=== Material provided ===
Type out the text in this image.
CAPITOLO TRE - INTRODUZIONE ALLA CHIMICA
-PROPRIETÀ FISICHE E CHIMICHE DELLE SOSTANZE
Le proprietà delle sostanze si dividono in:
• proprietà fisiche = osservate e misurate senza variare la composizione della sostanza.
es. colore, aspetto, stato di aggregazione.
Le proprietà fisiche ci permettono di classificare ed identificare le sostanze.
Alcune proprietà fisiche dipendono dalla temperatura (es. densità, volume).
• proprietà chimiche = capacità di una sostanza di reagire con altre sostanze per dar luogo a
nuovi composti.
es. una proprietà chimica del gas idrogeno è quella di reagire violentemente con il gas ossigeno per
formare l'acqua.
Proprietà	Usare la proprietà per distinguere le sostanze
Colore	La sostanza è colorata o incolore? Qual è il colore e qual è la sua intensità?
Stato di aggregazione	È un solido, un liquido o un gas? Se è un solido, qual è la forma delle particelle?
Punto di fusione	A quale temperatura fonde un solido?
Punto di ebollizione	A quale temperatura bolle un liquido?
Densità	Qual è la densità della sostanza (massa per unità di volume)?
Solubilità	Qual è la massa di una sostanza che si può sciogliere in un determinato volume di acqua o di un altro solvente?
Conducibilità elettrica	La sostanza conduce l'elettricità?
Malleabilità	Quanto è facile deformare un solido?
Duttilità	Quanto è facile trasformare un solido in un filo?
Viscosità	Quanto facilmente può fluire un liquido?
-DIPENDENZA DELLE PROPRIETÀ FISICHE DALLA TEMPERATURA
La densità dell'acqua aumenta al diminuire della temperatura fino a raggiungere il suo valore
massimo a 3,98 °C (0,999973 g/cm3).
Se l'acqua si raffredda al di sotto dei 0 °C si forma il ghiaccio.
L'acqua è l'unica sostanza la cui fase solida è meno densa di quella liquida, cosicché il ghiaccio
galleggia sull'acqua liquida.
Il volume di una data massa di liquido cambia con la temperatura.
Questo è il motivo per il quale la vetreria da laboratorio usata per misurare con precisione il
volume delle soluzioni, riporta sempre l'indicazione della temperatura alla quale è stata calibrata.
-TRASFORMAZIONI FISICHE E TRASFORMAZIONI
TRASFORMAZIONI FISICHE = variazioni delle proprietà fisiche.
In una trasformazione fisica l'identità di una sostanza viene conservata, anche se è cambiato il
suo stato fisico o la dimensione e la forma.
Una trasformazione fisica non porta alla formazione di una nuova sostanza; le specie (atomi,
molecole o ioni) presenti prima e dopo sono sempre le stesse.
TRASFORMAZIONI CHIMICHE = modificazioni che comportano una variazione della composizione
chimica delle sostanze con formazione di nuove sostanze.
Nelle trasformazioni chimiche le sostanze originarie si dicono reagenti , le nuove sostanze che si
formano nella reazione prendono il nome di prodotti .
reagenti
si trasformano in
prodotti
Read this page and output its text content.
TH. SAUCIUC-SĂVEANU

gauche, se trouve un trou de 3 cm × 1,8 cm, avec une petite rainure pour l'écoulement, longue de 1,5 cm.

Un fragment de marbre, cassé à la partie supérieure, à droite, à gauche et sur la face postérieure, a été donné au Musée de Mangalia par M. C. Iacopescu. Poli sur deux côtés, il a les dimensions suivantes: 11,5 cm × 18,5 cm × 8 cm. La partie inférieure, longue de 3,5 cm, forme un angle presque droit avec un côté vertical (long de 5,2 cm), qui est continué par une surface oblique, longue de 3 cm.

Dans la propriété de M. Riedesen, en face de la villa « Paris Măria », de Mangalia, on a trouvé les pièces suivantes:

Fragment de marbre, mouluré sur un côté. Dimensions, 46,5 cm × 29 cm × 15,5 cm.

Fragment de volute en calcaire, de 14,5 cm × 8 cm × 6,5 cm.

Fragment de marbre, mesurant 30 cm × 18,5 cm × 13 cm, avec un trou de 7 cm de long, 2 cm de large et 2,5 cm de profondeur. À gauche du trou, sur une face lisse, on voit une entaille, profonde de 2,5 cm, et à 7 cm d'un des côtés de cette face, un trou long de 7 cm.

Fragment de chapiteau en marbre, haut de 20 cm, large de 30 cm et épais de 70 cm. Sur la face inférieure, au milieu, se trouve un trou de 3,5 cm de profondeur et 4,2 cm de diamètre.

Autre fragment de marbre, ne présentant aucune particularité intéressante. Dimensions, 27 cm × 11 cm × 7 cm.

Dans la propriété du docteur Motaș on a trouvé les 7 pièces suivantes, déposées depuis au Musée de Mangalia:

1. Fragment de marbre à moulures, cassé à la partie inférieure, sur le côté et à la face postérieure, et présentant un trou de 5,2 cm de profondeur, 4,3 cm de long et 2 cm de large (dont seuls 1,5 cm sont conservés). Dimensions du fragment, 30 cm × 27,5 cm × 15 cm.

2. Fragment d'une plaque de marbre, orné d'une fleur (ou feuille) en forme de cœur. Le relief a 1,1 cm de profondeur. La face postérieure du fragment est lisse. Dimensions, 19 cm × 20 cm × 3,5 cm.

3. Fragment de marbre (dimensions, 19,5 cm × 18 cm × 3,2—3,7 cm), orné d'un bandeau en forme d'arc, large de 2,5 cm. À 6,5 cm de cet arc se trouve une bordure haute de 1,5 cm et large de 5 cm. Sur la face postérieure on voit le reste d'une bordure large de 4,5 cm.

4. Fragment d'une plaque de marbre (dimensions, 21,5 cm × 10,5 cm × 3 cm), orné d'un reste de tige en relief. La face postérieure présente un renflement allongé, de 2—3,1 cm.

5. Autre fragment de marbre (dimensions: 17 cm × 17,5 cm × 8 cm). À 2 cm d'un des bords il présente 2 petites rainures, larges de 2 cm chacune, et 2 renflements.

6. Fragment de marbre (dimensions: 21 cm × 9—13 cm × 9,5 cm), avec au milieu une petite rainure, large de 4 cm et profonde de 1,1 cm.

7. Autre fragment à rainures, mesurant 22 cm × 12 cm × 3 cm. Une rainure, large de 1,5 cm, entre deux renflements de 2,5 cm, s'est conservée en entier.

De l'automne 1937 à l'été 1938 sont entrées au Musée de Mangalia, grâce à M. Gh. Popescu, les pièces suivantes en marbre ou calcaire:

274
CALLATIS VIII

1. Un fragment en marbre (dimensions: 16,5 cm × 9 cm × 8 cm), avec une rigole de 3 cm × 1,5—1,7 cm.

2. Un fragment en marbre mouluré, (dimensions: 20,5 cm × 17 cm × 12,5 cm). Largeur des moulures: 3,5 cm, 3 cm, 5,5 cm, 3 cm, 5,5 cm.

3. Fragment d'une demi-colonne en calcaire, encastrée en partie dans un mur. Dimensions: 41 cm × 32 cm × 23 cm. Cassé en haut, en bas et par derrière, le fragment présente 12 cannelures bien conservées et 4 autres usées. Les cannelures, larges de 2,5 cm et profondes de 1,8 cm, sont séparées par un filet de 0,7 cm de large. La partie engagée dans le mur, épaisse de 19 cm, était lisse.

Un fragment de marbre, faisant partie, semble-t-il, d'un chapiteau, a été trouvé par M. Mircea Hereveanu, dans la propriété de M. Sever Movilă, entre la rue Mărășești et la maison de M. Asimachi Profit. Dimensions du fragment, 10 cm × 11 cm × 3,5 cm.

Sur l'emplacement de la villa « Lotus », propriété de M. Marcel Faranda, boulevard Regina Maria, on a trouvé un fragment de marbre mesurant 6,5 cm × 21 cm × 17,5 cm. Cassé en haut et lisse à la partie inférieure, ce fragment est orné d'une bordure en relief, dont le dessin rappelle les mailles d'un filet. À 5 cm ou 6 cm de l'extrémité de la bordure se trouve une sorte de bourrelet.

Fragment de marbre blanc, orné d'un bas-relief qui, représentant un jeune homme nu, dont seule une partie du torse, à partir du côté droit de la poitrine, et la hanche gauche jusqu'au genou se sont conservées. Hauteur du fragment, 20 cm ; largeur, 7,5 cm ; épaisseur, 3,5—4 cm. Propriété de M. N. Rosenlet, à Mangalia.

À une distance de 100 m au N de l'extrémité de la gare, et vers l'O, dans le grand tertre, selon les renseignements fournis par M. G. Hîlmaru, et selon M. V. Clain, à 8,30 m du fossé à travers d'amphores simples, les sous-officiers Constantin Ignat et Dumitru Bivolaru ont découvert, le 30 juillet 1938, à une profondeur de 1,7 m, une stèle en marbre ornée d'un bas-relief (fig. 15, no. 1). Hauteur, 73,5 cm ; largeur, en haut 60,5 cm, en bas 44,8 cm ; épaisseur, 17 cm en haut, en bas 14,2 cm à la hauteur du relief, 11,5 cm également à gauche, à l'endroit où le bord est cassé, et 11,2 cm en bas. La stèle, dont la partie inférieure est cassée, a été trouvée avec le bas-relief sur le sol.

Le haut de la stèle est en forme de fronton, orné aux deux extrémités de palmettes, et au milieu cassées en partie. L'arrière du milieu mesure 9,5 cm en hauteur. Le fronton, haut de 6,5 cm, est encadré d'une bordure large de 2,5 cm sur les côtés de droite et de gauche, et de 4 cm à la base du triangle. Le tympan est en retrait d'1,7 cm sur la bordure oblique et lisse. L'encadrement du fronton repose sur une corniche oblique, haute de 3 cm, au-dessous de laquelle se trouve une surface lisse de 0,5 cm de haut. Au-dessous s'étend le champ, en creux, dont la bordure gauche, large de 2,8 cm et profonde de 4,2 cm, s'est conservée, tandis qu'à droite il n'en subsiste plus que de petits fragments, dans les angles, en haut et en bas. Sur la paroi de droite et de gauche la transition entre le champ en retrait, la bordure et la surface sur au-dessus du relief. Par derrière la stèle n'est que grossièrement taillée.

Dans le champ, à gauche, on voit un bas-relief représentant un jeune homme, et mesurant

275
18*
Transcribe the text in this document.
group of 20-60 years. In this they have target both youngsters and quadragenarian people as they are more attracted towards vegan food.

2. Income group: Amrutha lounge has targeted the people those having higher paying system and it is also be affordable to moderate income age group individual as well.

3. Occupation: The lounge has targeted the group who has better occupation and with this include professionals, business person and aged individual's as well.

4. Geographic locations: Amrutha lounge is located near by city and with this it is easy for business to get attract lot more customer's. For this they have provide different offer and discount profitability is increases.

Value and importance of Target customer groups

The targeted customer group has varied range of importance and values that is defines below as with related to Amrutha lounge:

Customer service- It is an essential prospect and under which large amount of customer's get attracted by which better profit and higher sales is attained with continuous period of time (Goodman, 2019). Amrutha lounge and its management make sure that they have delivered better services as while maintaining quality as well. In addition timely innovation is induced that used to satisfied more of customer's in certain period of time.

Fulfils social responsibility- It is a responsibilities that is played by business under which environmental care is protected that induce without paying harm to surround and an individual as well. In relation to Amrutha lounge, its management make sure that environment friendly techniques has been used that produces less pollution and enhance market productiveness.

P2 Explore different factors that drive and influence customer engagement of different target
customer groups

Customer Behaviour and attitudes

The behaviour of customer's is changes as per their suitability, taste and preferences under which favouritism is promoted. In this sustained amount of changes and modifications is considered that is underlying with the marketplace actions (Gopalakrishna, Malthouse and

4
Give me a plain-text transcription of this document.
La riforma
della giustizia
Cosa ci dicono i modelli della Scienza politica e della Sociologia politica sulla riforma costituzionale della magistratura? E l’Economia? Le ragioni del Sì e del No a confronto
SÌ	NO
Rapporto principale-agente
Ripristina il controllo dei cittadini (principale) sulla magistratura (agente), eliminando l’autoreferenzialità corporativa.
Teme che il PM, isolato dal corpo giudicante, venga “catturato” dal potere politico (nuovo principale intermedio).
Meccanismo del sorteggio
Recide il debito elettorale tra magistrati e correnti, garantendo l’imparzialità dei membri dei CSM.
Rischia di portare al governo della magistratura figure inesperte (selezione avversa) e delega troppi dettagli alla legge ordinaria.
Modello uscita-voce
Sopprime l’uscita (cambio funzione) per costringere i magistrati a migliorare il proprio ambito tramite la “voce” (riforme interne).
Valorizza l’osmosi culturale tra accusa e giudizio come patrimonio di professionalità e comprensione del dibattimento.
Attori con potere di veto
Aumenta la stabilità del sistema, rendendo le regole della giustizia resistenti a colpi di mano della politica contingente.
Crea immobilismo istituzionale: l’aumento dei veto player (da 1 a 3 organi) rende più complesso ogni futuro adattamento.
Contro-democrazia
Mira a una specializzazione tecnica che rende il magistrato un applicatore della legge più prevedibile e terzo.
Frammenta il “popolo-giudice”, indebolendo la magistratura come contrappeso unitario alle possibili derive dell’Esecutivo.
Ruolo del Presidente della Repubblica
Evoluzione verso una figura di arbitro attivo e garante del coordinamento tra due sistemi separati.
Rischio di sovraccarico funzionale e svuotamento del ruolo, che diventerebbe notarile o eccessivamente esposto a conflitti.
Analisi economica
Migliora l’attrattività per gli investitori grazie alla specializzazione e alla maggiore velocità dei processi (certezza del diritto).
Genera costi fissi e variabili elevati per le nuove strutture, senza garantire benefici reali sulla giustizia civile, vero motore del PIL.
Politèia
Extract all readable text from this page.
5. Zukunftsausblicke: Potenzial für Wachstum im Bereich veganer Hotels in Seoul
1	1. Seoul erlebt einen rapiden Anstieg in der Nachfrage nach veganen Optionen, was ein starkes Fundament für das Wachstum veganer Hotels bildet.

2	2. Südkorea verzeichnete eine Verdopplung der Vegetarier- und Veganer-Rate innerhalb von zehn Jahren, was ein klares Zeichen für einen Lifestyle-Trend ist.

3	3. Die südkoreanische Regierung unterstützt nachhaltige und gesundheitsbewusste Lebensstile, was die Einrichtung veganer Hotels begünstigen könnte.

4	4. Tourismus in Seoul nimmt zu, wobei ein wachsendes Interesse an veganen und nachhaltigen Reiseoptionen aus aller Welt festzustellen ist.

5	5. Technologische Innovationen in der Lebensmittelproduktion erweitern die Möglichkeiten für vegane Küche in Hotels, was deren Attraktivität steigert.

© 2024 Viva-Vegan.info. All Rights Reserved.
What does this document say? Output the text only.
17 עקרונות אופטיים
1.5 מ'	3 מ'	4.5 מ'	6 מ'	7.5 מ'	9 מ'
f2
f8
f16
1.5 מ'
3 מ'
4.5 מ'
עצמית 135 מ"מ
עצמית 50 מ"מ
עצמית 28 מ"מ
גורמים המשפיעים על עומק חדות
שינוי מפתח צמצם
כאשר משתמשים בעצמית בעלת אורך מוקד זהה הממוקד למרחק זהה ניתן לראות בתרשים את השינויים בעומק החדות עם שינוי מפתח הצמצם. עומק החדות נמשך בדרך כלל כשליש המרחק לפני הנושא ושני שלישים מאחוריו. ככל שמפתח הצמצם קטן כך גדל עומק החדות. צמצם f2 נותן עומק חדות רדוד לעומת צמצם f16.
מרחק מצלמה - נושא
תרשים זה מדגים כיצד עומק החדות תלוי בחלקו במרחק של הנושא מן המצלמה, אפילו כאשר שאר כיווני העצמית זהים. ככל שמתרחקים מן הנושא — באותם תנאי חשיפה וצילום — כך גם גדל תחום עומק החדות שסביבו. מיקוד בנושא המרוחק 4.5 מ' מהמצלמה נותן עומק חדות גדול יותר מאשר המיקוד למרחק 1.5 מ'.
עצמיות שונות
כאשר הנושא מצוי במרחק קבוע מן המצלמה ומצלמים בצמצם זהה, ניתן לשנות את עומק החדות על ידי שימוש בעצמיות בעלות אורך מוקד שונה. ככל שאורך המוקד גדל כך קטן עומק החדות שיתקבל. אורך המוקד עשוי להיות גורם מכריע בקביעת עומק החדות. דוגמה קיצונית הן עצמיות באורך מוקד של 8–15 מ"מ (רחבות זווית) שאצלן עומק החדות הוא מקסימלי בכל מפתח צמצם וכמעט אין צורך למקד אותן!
===
Exercise prompt: Consider the entries above and return each line with the string "mouluré".

Solution to this exercise:
Fragment de marbre, mouluré sur un côté. Dimensions, 46,5 cm × 29 cm × 15,5 cm.
2. Un fragment en marbre mouluré, (dimensions: 20,5 cm × 17 cm × 12,5 cm). Largeur des moulures: 3,5 cm, 3 cm, 5,5 cm, 3 cm, 5,5 cm.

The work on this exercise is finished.